__Source records__.

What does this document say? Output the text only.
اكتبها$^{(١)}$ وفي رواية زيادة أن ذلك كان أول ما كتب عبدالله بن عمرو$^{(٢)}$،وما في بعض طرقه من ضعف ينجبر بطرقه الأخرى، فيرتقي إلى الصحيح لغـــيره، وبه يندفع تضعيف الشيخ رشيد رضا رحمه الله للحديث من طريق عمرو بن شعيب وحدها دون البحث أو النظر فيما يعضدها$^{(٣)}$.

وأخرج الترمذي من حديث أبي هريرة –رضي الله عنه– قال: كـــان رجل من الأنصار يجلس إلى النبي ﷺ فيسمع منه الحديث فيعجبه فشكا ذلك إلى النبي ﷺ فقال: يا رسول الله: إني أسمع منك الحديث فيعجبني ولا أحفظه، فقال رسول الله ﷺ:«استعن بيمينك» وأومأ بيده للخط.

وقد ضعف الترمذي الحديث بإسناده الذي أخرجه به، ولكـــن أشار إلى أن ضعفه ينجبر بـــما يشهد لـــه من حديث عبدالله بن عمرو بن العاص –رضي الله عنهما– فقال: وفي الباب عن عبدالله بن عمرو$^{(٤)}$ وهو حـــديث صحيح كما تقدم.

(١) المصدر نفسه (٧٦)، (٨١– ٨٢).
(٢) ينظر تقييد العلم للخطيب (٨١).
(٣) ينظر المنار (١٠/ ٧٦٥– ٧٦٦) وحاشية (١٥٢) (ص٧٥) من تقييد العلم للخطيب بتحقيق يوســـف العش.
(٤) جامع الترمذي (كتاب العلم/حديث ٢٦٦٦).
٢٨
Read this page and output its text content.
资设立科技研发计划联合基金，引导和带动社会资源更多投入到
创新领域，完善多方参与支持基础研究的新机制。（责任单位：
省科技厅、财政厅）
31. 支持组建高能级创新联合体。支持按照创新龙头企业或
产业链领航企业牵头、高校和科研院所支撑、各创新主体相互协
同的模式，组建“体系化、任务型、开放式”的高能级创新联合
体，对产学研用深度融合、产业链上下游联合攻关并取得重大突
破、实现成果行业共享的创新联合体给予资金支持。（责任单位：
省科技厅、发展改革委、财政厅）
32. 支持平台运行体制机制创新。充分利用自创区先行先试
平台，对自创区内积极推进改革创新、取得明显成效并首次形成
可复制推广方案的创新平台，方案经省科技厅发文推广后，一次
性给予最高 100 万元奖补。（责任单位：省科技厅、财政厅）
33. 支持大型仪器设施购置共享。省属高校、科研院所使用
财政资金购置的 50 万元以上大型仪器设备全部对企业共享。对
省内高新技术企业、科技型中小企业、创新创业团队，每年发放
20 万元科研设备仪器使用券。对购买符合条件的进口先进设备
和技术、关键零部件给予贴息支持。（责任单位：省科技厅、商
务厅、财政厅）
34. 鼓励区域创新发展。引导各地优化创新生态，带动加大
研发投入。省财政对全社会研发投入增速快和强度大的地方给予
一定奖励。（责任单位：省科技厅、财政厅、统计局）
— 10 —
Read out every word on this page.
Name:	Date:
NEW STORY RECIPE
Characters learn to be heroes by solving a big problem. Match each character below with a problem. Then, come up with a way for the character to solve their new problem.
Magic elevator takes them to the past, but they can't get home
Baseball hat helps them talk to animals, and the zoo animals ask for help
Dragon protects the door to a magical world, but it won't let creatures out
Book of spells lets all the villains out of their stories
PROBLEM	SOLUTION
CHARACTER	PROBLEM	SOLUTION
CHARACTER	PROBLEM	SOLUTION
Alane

__Stated problem__. Exactly reproduce every record.

__Solution below__.
What does this document say? Output the text only.
اكتبها$^{(١)}$ وفي رواية زيادة أن ذلك كان أول ما كتب عبدالله بن عمرو$^{(٢)}$،وما في بعض طرقه من ضعف ينجبر بطرقه الأخرى، فيرتقي إلى الصحيح لغـــيره، وبه يندفع تضعيف الشيخ رشيد رضا رحمه الله للحديث من طريق عمرو بن شعيب وحدها دون البحث أو النظر فيما يعضدها$^{(٣)}$.

وأخرج الترمذي من حديث أبي هريرة –رضي الله عنه– قال: كـــان رجل من الأنصار يجلس إلى النبي ﷺ فيسمع منه الحديث فيعجبه فشكا ذلك إلى النبي ﷺ فقال: يا رسول الله: إني أسمع منك الحديث فيعجبني ولا أحفظه، فقال رسول الله ﷺ:«استعن بيمينك» وأومأ بيده للخط.

وقد ضعف الترمذي الحديث بإسناده الذي أخرجه به، ولكـــن أشار إلى أن ضعفه ينجبر بـــما يشهد لـــه من حديث عبدالله بن عمرو بن العاص –رضي الله عنهما– فقال: وفي الباب عن عبدالله بن عمرو$^{(٤)}$ وهو حـــديث صحيح كما تقدم.

(١) المصدر نفسه (٧٦)، (٨١– ٨٢).
(٢) ينظر تقييد العلم للخطيب (٨١).
(٣) ينظر المنار (١٠/ ٧٦٥– ٧٦٦) وحاشية (١٥٢) (ص٧٥) من تقييد العلم للخطيب بتحقيق يوســـف العش.
(٤) جامع الترمذي (كتاب العلم/حديث ٢٦٦٦).
٢٨
Read this page and output its text content.
资设立科技研发计划联合基金，引导和带动社会资源更多投入到
创新领域，完善多方参与支持基础研究的新机制。（责任单位：
省科技厅、财政厅）
31. 支持组建高能级创新联合体。支持按照创新龙头企业或
产业链领航企业牵头、高校和科研院所支撑、各创新主体相互协
同的模式，组建“体系化、任务型、开放式”的高能级创新联合
体，对产学研用深度融合、产业链上下游联合攻关并取得重大突
破、实现成果行业共享的创新联合体给予资金支持。（责任单位：
省科技厅、发展改革委、财政厅）
32. 支持平台运行体制机制创新。充分利用自创区先行先试
平台，对自创区内积极推进改革创新、取得明显成效并首次形成
可复制推广方案的创新平台，方案经省科技厅发文推广后，一次
性给予最高 100 万元奖补。（责任单位：省科技厅、财政厅）
33. 支持大型仪器设施购置共享。省属高校、科研院所使用
财政资金购置的 50 万元以上大型仪器设备全部对企业共享。对
省内高新技术企业、科技型中小企业、创新创业团队，每年发放
20 万元科研设备仪器使用券。对购买符合条件的进口先进设备
和技术、关键零部件给予贴息支持。（责任单位：省科技厅、商
务厅、财政厅）
34. 鼓励区域创新发展。引导各地优化创新生态，带动加大
研发投入。省财政对全社会研发投入增速快和强度大的地方给予
一定奖励。（责任单位：省科技厅、财政厅、统计局）
— 10 —
Read out every word on this page.
Name:	Date:
NEW STORY RECIPE
Characters learn to be heroes by solving a big problem. Match each character below with a problem. Then, come up with a way for the character to solve their new problem.
Magic elevator takes them to the past, but they can't get home
Baseball hat helps them talk to animals, and the zoo animals ask for help
Dragon protects the door to a magical world, but it won't let creatures out
Book of spells lets all the villains out of their stories
PROBLEM	SOLUTION
CHARACTER	PROBLEM	SOLUTION
CHARACTER	PROBLEM	SOLUTION
Alane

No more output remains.